# YOUR INSTRUCTIONS
Give the listing again character for character, but drop the images.

Dataset excerpts
--- START ---
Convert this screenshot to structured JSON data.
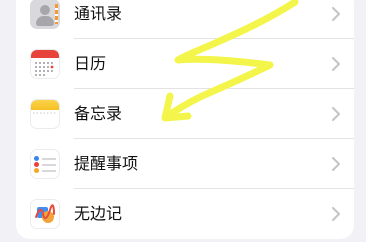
{
  "list": {
    "items": [
      {
        "label": "通讯录",
        "icon": "contacts-icon"
      },
      {
        "label": "日历",
        "icon": "calendar-icon"
      },
      {
        "label": "备忘录",
        "icon": "notes-icon"
      },
      {
        "label": "提醒事项",
        "icon": "reminders-icon"
      },
      {
        "label": "无边记",
        "icon": "freeform-icon"
      }
    ]
  },
  "colors": {
    "background": "#f2f2f6",
    "annotation_arrow": "#f4f54a",
    "calendar_red": "#e8433a",
    "notes_yellow": "#f5c024"
  }
}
--- END ---
# FINISHED ANSWER
Convert this screenshot to structured JSON data.
{
  "list": {
    "items": [
      {
        "label": "通讯录",
        "icon": "contacts-icon"
      },
      {
        "label": "日历",
        "icon": "calendar-icon"
      },
      {
        "label": "备忘录",
        "icon": "notes-icon"
      },
      {
        "label": "提醒事项",
        "icon": "reminders-icon"
      },
      {
        "label": "无边记",
        "icon": "freeform-icon"
      }
    ]
  },
  "colors": {
    "background": "#f2f2f6",
    "annotation_arrow": "#f4f54a",
    "calendar_red": "#e8433a",
    "notes_yellow": "#f5c024"
  }
}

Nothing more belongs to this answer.